> [WHAT YOU ARE ASKED TO DO] How many lines of these entries include the string "regular"? State the number alone.

--

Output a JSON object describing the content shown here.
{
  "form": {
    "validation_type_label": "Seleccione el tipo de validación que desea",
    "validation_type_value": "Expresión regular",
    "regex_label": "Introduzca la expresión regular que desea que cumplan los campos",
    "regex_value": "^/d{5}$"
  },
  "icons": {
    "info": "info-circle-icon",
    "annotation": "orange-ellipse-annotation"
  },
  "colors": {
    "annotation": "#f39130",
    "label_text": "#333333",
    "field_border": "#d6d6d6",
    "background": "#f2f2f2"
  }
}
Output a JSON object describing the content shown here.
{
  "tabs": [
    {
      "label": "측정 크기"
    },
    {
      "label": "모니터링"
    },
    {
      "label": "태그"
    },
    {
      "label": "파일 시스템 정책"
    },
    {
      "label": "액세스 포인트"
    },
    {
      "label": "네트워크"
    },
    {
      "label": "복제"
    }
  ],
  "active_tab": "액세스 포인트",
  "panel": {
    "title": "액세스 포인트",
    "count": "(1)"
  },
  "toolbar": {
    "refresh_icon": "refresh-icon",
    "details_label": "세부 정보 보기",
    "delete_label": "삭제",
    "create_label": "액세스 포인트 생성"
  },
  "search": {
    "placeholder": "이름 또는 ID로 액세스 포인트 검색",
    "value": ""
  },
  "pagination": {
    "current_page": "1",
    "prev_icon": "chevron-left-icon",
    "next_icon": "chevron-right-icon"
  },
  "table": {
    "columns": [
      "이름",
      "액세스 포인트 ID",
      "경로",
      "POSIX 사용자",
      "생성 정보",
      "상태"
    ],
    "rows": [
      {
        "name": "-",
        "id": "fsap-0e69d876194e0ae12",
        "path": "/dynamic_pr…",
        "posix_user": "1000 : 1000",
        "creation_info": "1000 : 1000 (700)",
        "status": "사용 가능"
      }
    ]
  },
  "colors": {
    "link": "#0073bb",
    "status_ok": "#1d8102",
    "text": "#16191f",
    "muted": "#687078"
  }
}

--

> [SOLUTION] 2